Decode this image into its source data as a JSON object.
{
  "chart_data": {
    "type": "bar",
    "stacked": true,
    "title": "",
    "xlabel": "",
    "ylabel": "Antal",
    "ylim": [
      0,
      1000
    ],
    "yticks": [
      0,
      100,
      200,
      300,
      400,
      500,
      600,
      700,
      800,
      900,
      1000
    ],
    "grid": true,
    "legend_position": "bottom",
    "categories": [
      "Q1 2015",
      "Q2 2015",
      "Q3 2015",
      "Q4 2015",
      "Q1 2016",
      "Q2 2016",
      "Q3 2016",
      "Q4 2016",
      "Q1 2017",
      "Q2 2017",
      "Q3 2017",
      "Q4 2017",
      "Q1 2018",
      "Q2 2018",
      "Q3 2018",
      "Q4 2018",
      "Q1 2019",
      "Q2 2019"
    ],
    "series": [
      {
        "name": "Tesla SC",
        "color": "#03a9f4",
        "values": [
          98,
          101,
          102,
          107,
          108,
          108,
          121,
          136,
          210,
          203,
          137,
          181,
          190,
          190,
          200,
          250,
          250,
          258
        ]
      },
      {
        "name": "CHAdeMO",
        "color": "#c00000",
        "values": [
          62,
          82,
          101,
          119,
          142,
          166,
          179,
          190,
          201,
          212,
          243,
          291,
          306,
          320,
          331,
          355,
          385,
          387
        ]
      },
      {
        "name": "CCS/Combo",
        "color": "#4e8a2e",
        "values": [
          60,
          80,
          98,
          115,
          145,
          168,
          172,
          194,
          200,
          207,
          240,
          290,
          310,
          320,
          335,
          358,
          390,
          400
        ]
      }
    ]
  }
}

What is expected: Transcribe all of the lines in the records precisely.

Answer:
Decode this image into its source data as a JSON object.
{
  "chart_data": {
    "type": "bar",
    "stacked": true,
    "title": "",
    "xlabel": "",
    "ylabel": "Antal",
    "ylim": [
      0,
      1000
    ],
    "yticks": [
      0,
      100,
      200,
      300,
      400,
      500,
      600,
      700,
      800,
      900,
      1000
    ],
    "grid": true,
    "legend_position": "bottom",
    "categories": [
      "Q1 2015",
      "Q2 2015",
      "Q3 2015",
      "Q4 2015",
      "Q1 2016",
      "Q2 2016",
      "Q3 2016",
      "Q4 2016",
      "Q1 2017",
      "Q2 2017",
      "Q3 2017",
      "Q4 2017",
      "Q1 2018",
      "Q2 2018",
      "Q3 2018",
      "Q4 2018",
      "Q1 2019",
      "Q2 2019"
    ],
    "series": [
      {
        "name": "Tesla SC",
        "color": "#03a9f4",
        "values": [
          98,
          101,
          102,
          107,
          108,
          108,
          121,
          136,
          210,
          203,
          137,
          181,
          190,
          190,
          200,
          250,
          250,
          258
        ]
      },
      {
        "name": "CHAdeMO",
        "color": "#c00000",
        "values": [
          62,
          82,
          101,
          119,
          142,
          166,
          179,
          190,
          201,
          212,
          243,
          291,
          306,
          320,
          331,
          355,
          385,
          387
        ]
      },
      {
        "name": "CCS/Combo",
        "color": "#4e8a2e",
        "values": [
          60,
          80,
          98,
          115,
          145,
          168,
          172,
          194,
          200,
          207,
          240,
          290,
          310,
          320,
          335,
          358,
          390,
          400
        ]
      }
    ]
  }
}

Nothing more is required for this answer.